— start —

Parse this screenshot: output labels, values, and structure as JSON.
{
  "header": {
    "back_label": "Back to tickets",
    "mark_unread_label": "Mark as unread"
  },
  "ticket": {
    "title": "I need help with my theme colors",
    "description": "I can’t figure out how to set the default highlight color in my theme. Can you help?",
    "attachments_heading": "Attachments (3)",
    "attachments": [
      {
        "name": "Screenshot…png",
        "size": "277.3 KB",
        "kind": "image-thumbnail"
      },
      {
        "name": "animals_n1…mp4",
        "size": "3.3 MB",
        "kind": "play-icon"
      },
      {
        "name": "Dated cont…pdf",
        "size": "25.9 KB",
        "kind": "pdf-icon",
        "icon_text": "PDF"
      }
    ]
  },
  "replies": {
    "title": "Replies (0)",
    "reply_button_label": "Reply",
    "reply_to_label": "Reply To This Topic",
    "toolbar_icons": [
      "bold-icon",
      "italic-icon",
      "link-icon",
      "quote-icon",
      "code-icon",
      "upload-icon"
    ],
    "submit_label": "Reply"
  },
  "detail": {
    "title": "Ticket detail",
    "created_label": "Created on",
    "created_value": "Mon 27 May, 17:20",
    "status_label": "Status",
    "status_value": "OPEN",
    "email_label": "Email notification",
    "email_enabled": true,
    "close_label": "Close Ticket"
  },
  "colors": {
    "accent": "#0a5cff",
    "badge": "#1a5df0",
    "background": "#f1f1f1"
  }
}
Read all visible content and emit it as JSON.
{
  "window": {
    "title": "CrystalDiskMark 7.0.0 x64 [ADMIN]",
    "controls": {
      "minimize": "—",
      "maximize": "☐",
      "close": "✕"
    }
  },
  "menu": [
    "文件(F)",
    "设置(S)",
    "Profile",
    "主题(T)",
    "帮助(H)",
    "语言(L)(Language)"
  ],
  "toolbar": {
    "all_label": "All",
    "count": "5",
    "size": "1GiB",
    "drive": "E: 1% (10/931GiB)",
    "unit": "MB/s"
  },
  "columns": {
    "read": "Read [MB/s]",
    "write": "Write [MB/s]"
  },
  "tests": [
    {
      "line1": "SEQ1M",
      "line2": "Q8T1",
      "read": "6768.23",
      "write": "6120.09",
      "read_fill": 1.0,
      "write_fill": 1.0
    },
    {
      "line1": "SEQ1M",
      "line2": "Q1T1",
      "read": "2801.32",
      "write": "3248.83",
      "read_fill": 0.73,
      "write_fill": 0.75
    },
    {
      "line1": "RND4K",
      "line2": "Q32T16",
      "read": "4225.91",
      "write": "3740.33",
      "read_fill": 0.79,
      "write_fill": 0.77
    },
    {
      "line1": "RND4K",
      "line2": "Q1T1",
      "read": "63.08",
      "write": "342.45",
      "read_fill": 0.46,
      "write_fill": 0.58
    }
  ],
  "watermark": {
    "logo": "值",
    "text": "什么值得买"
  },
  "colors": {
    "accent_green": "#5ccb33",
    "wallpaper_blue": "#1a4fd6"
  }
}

— end —

▶ [Work to be completed]: Exactly as written above, please repeat the entries.

▶ [Response to this task]:
Parse this screenshot: output labels, values, and structure as JSON.
{
  "header": {
    "back_label": "Back to tickets",
    "mark_unread_label": "Mark as unread"
  },
  "ticket": {
    "title": "I need help with my theme colors",
    "description": "I can’t figure out how to set the default highlight color in my theme. Can you help?",
    "attachments_heading": "Attachments (3)",
    "attachments": [
      {
        "name": "Screenshot…png",
        "size": "277.3 KB",
        "kind": "image-thumbnail"
      },
      {
        "name": "animals_n1…mp4",
        "size": "3.3 MB",
        "kind": "play-icon"
      },
      {
        "name": "Dated cont…pdf",
        "size": "25.9 KB",
        "kind": "pdf-icon",
        "icon_text": "PDF"
      }
    ]
  },
  "replies": {
    "title": "Replies (0)",
    "reply_button_label": "Reply",
    "reply_to_label": "Reply To This Topic",
    "toolbar_icons": [
      "bold-icon",
      "italic-icon",
      "link-icon",
      "quote-icon",
      "code-icon",
      "upload-icon"
    ],
    "submit_label": "Reply"
  },
  "detail": {
    "title": "Ticket detail",
    "created_label": "Created on",
    "created_value": "Mon 27 May, 17:20",
    "status_label": "Status",
    "status_value": "OPEN",
    "email_label": "Email notification",
    "email_enabled": true,
    "close_label": "Close Ticket"
  },
  "colors": {
    "accent": "#0a5cff",
    "badge": "#1a5df0",
    "background": "#f1f1f1"
  }
}
Read all visible content and emit it as JSON.
{
  "window": {
    "title": "CrystalDiskMark 7.0.0 x64 [ADMIN]",
    "controls": {
      "minimize": "—",
      "maximize": "☐",
      "close": "✕"
    }
  },
  "menu": [
    "文件(F)",
    "设置(S)",
    "Profile",
    "主题(T)",
    "帮助(H)",
    "语言(L)(Language)"
  ],
  "toolbar": {
    "all_label": "All",
    "count": "5",
    "size": "1GiB",
    "drive": "E: 1% (10/931GiB)",
    "unit": "MB/s"
  },
  "columns": {
    "read": "Read [MB/s]",
    "write": "Write [MB/s]"
  },
  "tests": [
    {
      "line1": "SEQ1M",
      "line2": "Q8T1",
      "read": "6768.23",
      "write": "6120.09",
      "read_fill": 1.0,
      "write_fill": 1.0
    },
    {
      "line1": "SEQ1M",
      "line2": "Q1T1",
      "read": "2801.32",
      "write": "3248.83",
      "read_fill": 0.73,
      "write_fill": 0.75
    },
    {
      "line1": "RND4K",
      "line2": "Q32T16",
      "read": "4225.91",
      "write": "3740.33",
      "read_fill": 0.79,
      "write_fill": 0.77
    },
    {
      "line1": "RND4K",
      "line2": "Q1T1",
      "read": "63.08",
      "write": "342.45",
      "read_fill": 0.46,
      "write_fill": 0.58
    }
  ],
  "watermark": {
    "logo": "值",
    "text": "什么值得买"
  },
  "colors": {
    "accent_green": "#5ccb33",
    "wallpaper_blue": "#1a4fd6"
  }
}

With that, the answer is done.